§ **Exercise requirements**
Return all lines from the listing below in which the string "Certificates" occurs.

§ **Source records**

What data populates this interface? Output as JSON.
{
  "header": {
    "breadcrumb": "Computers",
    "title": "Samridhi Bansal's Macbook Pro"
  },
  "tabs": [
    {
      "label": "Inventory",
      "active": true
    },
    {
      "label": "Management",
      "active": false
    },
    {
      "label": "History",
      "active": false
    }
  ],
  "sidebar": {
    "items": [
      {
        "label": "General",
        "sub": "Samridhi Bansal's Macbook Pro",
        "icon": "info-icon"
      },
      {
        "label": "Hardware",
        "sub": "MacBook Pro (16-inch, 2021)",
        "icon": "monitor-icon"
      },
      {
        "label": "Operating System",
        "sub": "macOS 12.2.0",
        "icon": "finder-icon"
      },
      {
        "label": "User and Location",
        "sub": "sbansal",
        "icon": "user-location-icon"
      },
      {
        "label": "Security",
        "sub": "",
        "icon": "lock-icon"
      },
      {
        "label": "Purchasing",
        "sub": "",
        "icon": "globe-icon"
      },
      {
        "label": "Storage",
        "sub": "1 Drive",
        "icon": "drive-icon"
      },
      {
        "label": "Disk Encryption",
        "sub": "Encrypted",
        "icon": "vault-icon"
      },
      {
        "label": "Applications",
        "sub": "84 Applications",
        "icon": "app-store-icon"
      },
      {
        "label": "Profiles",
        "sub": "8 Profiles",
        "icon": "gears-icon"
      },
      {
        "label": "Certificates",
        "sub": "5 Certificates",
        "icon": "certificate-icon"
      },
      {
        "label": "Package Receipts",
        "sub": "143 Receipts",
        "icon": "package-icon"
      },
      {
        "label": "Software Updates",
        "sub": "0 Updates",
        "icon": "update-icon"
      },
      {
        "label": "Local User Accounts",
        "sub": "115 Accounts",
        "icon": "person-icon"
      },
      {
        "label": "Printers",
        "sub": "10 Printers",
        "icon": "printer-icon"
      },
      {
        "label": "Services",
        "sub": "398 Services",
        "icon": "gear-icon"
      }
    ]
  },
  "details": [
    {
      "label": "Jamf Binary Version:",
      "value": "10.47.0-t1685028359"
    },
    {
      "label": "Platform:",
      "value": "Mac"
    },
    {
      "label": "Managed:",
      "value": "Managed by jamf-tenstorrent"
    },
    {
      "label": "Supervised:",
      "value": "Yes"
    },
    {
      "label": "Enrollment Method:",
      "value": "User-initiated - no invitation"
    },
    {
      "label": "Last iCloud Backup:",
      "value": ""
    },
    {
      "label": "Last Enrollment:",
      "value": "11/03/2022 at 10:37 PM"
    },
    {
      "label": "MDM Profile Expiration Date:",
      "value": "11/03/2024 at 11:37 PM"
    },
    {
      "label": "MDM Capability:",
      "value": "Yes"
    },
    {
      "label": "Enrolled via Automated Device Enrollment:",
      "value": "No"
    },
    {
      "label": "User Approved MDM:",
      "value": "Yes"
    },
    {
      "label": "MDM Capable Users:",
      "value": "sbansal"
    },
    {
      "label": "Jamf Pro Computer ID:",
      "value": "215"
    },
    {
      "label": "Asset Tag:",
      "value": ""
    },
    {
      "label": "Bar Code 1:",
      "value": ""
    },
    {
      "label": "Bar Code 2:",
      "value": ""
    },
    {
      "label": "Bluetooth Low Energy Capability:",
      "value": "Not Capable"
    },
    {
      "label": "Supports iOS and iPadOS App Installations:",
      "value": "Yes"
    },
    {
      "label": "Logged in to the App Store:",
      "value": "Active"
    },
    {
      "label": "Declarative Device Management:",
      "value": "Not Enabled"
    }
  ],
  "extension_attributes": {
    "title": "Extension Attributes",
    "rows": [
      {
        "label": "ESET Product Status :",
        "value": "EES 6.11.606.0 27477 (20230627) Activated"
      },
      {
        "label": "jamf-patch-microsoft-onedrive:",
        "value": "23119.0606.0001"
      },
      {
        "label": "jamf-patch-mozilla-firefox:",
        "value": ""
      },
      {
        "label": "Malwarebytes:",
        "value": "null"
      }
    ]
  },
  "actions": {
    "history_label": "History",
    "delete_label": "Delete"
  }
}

§ **Reply**
        "label": "Certificates",
        "sub": "5 Certificates",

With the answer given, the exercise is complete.